Find how many lines hold the word "सहमत" and give that number only.
— Start of Data shown —
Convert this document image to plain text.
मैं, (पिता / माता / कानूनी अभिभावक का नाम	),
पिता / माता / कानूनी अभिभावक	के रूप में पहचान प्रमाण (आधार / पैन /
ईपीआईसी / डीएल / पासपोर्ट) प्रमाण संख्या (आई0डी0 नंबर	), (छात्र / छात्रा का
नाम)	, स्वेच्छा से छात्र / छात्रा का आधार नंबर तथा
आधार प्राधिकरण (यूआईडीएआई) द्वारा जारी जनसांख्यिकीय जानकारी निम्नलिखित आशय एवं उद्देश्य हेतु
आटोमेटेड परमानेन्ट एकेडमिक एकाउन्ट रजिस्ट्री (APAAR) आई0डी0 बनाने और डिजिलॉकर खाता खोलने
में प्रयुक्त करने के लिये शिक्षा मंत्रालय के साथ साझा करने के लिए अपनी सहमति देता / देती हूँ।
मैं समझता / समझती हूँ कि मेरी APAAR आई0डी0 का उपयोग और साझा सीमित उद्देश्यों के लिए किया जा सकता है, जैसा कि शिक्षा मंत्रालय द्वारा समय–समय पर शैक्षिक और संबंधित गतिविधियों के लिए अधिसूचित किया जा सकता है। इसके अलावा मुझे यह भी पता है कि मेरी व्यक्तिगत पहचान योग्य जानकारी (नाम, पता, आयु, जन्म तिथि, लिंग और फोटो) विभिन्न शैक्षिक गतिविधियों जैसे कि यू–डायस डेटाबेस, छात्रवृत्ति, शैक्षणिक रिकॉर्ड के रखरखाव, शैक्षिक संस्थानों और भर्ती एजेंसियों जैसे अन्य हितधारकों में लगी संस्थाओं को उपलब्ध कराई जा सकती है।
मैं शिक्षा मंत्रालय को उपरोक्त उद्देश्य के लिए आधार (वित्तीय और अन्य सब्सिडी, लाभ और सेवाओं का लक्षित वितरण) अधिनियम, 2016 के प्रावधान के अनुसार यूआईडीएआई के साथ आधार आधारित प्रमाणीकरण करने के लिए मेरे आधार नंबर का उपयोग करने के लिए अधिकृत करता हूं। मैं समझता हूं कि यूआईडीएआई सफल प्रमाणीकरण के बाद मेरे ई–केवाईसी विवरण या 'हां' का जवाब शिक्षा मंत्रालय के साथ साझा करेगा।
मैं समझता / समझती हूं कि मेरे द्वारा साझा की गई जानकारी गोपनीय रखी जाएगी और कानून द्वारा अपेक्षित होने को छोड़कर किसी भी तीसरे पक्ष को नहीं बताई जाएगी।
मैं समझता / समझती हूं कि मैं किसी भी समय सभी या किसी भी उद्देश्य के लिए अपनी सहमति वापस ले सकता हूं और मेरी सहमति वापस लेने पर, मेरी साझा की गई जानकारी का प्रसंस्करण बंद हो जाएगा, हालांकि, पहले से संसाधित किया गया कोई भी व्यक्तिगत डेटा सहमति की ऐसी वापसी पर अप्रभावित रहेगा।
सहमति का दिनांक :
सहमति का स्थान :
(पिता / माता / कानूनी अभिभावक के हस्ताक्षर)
— End of Data shown —
_Answer_
4